* begin Entries provided *
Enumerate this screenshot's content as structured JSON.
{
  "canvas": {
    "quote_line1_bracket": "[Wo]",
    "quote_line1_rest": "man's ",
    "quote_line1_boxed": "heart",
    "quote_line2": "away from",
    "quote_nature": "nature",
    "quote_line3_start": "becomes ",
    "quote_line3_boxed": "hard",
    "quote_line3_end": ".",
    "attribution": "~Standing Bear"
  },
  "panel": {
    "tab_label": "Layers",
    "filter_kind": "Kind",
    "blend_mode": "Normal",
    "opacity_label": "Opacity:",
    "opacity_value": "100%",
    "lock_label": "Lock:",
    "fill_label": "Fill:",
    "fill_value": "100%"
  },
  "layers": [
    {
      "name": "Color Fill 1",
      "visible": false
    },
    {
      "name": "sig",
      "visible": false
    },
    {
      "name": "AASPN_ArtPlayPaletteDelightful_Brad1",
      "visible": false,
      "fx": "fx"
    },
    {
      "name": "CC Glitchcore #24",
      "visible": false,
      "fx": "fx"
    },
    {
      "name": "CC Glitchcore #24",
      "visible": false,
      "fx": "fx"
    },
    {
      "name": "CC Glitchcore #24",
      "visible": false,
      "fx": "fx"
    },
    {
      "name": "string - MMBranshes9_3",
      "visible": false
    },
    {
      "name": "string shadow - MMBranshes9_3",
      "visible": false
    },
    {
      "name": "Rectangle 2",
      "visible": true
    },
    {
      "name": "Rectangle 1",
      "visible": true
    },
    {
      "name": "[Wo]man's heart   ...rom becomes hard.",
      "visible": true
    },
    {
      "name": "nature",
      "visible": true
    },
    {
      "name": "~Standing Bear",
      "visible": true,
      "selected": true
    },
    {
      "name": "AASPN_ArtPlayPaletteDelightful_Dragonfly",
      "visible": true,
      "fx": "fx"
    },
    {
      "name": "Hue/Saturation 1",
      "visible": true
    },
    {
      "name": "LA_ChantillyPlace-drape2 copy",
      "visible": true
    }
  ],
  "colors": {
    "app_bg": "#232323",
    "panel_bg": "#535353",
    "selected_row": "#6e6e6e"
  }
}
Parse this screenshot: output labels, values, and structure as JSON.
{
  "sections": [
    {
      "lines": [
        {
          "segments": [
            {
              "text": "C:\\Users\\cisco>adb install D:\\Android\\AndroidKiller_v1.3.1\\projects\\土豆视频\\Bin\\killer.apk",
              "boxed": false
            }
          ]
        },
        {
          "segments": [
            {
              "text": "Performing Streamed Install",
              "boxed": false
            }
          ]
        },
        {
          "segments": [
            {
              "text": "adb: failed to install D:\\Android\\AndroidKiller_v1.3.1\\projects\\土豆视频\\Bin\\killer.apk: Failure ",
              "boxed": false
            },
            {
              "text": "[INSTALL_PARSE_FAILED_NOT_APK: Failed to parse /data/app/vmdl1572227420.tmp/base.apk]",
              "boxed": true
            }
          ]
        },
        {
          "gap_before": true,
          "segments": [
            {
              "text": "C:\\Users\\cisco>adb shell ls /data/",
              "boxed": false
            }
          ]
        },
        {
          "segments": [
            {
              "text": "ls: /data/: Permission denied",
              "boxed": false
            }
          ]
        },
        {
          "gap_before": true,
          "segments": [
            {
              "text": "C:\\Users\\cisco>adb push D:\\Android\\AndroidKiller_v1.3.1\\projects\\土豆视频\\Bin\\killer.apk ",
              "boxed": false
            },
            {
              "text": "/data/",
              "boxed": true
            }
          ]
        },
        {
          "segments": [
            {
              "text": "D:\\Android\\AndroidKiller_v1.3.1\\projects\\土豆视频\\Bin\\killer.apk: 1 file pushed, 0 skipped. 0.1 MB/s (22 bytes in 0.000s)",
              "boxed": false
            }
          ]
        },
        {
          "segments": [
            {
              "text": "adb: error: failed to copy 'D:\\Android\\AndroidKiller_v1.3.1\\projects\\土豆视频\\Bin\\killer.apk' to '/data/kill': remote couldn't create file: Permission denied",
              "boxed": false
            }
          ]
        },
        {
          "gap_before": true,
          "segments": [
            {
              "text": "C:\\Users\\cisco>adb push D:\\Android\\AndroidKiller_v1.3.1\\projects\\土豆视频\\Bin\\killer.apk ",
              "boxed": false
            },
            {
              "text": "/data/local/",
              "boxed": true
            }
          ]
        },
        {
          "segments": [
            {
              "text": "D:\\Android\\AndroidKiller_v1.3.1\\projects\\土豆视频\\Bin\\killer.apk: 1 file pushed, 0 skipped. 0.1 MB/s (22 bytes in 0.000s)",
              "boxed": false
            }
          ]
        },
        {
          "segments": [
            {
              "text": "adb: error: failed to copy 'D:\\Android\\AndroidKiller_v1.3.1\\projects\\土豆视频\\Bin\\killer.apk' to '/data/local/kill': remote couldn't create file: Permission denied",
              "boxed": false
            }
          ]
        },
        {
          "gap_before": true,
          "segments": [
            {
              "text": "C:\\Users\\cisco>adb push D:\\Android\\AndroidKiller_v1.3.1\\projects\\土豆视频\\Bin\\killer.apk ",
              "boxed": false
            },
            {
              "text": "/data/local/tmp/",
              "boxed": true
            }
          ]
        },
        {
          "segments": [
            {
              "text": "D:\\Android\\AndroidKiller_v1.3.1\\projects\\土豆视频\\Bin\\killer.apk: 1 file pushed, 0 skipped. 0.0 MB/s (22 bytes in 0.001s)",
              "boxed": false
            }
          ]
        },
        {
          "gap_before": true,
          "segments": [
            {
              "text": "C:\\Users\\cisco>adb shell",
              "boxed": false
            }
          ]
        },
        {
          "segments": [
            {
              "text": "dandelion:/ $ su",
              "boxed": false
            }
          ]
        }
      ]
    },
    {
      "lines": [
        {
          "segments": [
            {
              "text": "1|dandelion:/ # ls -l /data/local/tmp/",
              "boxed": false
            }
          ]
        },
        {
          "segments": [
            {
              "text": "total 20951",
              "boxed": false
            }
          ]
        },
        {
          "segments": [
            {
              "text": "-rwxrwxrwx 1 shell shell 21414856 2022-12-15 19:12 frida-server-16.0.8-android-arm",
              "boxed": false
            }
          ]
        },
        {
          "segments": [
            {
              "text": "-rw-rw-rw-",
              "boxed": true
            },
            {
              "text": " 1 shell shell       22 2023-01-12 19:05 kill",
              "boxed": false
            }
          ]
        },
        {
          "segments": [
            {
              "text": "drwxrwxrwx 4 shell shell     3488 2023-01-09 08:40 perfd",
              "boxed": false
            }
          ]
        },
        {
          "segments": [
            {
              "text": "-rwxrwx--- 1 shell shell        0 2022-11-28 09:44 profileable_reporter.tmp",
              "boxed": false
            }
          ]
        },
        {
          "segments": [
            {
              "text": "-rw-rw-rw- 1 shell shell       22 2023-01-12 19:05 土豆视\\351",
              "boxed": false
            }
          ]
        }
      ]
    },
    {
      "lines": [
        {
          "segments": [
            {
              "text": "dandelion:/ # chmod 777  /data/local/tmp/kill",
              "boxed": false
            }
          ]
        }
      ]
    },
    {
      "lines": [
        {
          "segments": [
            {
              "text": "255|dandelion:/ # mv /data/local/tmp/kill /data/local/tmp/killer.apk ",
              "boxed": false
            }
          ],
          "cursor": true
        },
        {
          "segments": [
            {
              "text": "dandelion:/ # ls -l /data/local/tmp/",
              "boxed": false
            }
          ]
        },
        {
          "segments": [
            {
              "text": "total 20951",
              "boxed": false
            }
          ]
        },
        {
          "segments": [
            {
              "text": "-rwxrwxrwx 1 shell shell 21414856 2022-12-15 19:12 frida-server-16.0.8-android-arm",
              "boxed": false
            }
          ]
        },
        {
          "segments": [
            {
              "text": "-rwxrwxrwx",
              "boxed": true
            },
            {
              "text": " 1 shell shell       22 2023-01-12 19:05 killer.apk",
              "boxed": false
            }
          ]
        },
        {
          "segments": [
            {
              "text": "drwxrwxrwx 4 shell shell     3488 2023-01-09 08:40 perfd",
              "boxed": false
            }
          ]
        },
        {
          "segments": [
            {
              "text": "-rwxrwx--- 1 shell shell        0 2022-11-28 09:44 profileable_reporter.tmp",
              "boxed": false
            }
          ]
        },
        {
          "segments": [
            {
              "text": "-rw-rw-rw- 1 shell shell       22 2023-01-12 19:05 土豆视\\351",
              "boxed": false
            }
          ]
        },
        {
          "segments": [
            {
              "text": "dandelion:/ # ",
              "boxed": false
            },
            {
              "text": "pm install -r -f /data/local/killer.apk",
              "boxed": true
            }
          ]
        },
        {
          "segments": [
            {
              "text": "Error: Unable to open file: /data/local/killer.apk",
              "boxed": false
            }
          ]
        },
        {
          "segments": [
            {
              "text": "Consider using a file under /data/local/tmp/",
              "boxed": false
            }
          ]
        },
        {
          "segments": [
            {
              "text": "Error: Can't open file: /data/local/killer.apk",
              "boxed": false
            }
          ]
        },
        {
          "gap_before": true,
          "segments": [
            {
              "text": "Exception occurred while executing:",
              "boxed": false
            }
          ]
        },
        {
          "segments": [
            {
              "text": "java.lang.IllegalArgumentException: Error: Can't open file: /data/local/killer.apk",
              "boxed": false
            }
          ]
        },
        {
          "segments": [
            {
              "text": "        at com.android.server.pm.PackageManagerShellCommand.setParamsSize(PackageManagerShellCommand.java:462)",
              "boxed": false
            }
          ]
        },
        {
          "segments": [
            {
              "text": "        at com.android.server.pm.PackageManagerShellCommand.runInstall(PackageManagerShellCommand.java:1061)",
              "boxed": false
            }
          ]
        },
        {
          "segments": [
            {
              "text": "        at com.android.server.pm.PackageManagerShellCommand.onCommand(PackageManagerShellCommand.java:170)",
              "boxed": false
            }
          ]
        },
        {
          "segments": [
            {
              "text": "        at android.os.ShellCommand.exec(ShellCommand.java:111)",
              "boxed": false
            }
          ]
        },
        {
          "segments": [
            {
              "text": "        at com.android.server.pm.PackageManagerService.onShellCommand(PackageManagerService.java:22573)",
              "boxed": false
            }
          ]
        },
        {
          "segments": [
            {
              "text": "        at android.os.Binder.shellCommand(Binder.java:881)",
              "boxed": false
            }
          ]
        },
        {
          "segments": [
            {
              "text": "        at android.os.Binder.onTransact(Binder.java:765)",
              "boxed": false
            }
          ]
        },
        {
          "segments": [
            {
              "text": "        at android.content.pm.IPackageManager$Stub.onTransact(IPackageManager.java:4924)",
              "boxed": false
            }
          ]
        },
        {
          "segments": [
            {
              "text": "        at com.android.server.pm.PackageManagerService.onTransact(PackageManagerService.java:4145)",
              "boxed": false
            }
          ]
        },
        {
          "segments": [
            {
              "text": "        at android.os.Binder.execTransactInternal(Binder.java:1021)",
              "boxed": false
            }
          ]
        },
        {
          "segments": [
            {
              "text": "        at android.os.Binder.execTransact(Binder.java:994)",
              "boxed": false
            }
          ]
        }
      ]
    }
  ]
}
* end Entries provided *
* Work instructions *
Copy the lines from the entries above in which the word "create" appears.

* In response *
              "text": "adb: error: failed to copy 'D:\\Android\\AndroidKiller_v1.3.1\\projects\\土豆视频\\Bin\\killer.apk' to '/data/kill': remote couldn't create file: Permission denied",
              "text": "adb: error: failed to copy 'D:\\Android\\AndroidKiller_v1.3.1\\projects\\土豆视频\\Bin\\killer.apk' to '/data/local/kill': remote couldn't create file: Permission denied",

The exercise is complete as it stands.